▶ **ASSIGNED TASK**: Retype the records below exactly. Leave nothing out.

▶ **DATA**:

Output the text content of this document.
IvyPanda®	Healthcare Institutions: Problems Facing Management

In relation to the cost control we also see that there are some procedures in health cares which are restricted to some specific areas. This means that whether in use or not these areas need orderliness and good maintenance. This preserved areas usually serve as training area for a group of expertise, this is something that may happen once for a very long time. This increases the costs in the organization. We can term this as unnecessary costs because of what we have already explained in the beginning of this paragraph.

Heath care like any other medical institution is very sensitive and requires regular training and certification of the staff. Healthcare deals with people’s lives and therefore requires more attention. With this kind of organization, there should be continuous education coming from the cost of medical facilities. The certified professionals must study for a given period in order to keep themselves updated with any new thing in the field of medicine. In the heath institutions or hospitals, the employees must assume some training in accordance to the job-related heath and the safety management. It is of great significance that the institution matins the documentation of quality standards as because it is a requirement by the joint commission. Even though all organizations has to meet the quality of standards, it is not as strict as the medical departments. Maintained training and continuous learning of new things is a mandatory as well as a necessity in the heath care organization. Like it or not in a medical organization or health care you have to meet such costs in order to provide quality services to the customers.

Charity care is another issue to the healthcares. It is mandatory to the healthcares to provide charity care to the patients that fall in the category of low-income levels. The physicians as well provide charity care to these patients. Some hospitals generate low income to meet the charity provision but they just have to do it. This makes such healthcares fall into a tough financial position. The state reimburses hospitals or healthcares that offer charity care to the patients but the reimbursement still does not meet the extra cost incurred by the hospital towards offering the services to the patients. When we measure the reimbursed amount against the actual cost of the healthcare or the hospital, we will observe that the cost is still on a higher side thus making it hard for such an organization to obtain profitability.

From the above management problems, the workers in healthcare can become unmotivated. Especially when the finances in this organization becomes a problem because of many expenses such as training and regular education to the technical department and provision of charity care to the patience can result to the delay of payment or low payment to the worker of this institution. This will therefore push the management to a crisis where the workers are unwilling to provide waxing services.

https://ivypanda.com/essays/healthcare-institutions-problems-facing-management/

▶ **WRITTEN ANSWER**:
Output the text content of this document.
IvyPanda®	Healthcare Institutions: Problems Facing Management

In relation to the cost control we also see that there are some procedures in health cares which are restricted to some specific areas. This means that whether in use or not these areas need orderliness and good maintenance. This preserved areas usually serve as training area for a group of expertise, this is something that may happen once for a very long time. This increases the costs in the organization. We can term this as unnecessary costs because of what we have already explained in the beginning of this paragraph.

Heath care like any other medical institution is very sensitive and requires regular training and certification of the staff. Healthcare deals with people’s lives and therefore requires more attention. With this kind of organization, there should be continuous education coming from the cost of medical facilities. The certified professionals must study for a given period in order to keep themselves updated with any new thing in the field of medicine. In the heath institutions or hospitals, the employees must assume some training in accordance to the job-related heath and the safety management. It is of great significance that the institution matins the documentation of quality standards as because it is a requirement by the joint commission. Even though all organizations has to meet the quality of standards, it is not as strict as the medical departments. Maintained training and continuous learning of new things is a mandatory as well as a necessity in the heath care organization. Like it or not in a medical organization or health care you have to meet such costs in order to provide quality services to the customers.

Charity care is another issue to the healthcares. It is mandatory to the healthcares to provide charity care to the patients that fall in the category of low-income levels. The physicians as well provide charity care to these patients. Some hospitals generate low income to meet the charity provision but they just have to do it. This makes such healthcares fall into a tough financial position. The state reimburses hospitals or healthcares that offer charity care to the patients but the reimbursement still does not meet the extra cost incurred by the hospital towards offering the services to the patients. When we measure the reimbursed amount against the actual cost of the healthcare or the hospital, we will observe that the cost is still on a higher side thus making it hard for such an organization to obtain profitability.

From the above management problems, the workers in healthcare can become unmotivated. Especially when the finances in this organization becomes a problem because of many expenses such as training and regular education to the technical department and provision of charity care to the patience can result to the delay of payment or low payment to the worker of this institution. This will therefore push the management to a crisis where the workers are unwilling to provide waxing services.

https://ivypanda.com/essays/healthcare-institutions-problems-facing-management/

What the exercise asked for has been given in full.